◆ Lesetext
==========
Vanitas …

… wirft mein Hirn mir seit gestern Abend dauernd hin. Eigentlich seit Dienstag, als eine Freundin sagte: „Ach, die bessere Hälfte ist nun vorei.“ Ich wollte ihr widersprechen, aber seit drei Jahren nervt der Körper mit kleinen Wehwehchen und ja, die bessere Hälfte – sofern es denn überhaupt die Hälfte sein wird – ist vorbei.

Immer war ich der Meinung, dass mein Leben angefüllt ist, dass ich hinter jeder Entscheidung stehen kann. Und tatsächlich ist das weiterhin so. Dennoch: Oft wünsche ich mir das Gefühl der Jugend zurück, dieses Gefühlswirrwarr, das mich damals so unglücklich machte, aber doch jeden Tag voll ausleben ließ. Und die Unsicherheit hinsichtlich des Lebensweges, die mich nach Studium noch zur Diss trieb – und damit weitere Jahre in Armut. Obwohl ich mich nie als wirklich arm gesehen habe, bin ich das mit oft höchstens 650 Euro im Monat sicherlich auch schon vor 15 Jahren gewesen.
==========
◆ Gegebene Einträge

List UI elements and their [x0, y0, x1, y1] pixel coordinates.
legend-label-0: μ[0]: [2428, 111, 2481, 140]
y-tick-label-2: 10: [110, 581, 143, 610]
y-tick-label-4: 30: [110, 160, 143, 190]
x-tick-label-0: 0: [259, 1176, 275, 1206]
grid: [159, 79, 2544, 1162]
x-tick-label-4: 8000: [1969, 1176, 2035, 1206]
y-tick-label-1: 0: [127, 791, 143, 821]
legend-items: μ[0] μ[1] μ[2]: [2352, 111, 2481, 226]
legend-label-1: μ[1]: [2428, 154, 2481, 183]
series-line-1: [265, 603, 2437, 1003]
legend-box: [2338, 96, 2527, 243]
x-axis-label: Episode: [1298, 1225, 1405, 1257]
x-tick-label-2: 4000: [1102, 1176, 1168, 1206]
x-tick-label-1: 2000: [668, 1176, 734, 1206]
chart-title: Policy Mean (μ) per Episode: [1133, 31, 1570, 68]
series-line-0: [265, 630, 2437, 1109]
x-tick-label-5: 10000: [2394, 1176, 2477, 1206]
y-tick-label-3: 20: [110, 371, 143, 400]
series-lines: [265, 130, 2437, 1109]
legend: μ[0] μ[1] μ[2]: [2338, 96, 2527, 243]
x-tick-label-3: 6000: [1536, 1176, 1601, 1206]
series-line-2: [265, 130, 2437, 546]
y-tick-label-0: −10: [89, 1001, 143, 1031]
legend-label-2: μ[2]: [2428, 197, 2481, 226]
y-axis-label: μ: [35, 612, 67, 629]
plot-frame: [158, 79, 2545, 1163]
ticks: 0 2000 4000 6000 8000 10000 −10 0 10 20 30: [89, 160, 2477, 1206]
==========
◆ Übungsaufgaben
**a)** Geben Sie den Lesetext von „Immer war ich“ bis einschließlich „15 Jahren gewesen.“ wortgetreu wieder.
**b)** Nennen Sie sämtliche Zahlen, die im Lesetext vorkommen, unabhängig davon, ob sie als Wort oder in Ziffern geschrieben sind.
**c)** Beantworten Sie anhand des Lesetexts:
(i) An welchem Wochentag fiel die Bemerkung der Freundin?
(ii) Seit wie vielen Jahren macht der Körper mit kleinen Wehwehchen zu schaffen?
(iii) Wozu trieb die Unsicherheit hinsichtlich des Lebensweges nach dem Studium?
Für die Bearbeitung ist ausschließlich der Lesetext heranzuziehen.

◆ Lösungen
**a)**
Immer war ich der Meinung, dass mein Leben angefüllt ist, dass ich hinter jeder Entscheidung stehen kann. Und tatsächlich ist das weiterhin so. Dennoch: Oft wünsche ich mir das Gefühl der Jugend zurück, dieses Gefühlswirrwarr, das mich damals so unglücklich machte, aber doch jeden Tag voll ausleben ließ. Und die Unsicherheit hinsichtlich des Lebensweges, die mich nach Studium noch zur Diss trieb – und damit weitere Jahre in Armut. Obwohl ich mich nie als wirklich arm gesehen habe, bin ich das mit oft höchstens 650 Euro im Monat sicherlich auch schon vor 15 Jahren gewesen.

**b)** drei, 650, 15

**c)**
(i) Am Dienstag.
(ii) Seit drei Jahren.
(iii) Zur Diss.